> MATERIAL TO PROCESS
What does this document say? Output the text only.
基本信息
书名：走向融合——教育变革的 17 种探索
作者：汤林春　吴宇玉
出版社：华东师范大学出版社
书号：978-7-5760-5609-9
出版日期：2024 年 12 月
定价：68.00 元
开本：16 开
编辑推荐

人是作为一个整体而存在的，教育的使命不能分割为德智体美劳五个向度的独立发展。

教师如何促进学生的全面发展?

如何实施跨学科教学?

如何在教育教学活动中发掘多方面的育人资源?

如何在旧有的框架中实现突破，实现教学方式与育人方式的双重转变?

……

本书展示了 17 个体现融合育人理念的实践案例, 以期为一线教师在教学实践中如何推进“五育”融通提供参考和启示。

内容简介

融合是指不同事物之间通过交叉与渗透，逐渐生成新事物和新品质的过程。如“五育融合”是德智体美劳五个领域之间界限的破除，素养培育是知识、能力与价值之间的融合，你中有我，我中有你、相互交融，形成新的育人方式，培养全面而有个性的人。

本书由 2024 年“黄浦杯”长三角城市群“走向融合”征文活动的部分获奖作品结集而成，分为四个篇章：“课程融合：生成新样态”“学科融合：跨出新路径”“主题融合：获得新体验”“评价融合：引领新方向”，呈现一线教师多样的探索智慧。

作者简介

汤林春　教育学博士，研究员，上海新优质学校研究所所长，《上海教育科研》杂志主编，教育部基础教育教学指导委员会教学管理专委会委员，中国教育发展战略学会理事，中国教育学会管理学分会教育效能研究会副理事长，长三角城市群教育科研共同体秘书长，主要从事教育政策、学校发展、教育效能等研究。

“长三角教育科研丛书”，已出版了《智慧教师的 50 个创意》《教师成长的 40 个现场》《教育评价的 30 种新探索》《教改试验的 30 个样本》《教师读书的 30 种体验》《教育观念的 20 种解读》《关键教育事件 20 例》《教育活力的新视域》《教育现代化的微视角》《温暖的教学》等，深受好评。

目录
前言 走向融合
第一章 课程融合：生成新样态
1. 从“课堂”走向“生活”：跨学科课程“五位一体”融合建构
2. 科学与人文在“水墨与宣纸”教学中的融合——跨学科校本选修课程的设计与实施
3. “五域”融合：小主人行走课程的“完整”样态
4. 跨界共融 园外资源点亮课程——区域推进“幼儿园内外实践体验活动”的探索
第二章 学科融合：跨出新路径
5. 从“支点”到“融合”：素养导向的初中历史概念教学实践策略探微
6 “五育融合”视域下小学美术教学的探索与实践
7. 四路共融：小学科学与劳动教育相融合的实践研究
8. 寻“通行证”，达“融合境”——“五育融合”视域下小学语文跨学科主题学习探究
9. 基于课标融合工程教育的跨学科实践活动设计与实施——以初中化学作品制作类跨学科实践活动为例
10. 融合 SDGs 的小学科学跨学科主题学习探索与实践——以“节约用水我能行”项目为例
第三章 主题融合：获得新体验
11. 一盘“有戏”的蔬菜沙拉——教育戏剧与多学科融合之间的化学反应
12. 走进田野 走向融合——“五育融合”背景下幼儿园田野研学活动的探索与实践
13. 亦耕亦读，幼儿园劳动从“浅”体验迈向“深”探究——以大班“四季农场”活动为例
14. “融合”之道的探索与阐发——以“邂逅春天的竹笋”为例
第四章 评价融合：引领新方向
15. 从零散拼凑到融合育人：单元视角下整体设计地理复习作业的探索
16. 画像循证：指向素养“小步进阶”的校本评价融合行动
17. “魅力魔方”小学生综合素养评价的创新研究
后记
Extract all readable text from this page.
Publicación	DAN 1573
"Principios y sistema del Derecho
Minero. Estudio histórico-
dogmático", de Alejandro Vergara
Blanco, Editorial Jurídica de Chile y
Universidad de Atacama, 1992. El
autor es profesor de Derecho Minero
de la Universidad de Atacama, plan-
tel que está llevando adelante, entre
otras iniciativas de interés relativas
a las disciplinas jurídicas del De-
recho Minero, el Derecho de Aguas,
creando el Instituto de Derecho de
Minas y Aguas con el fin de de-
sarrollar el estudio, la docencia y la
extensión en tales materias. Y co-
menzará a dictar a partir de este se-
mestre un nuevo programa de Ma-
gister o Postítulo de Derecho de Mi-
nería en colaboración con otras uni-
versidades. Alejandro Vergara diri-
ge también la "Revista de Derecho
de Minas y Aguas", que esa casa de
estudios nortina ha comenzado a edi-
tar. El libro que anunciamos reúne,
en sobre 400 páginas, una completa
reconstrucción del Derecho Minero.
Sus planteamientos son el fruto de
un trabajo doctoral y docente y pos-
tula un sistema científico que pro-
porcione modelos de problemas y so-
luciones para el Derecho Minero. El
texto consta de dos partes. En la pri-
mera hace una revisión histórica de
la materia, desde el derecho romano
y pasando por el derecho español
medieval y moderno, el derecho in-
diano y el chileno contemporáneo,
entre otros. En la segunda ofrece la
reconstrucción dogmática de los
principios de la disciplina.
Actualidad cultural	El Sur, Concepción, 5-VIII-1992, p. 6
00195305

> GIVEN PROBLEM
In the records, locate each line holding the string "Minas" and copy it.

> ANSWER FOR THE TASK
Minas y Aguas con el fin de de-
de Minas y Aguas", que esa casa de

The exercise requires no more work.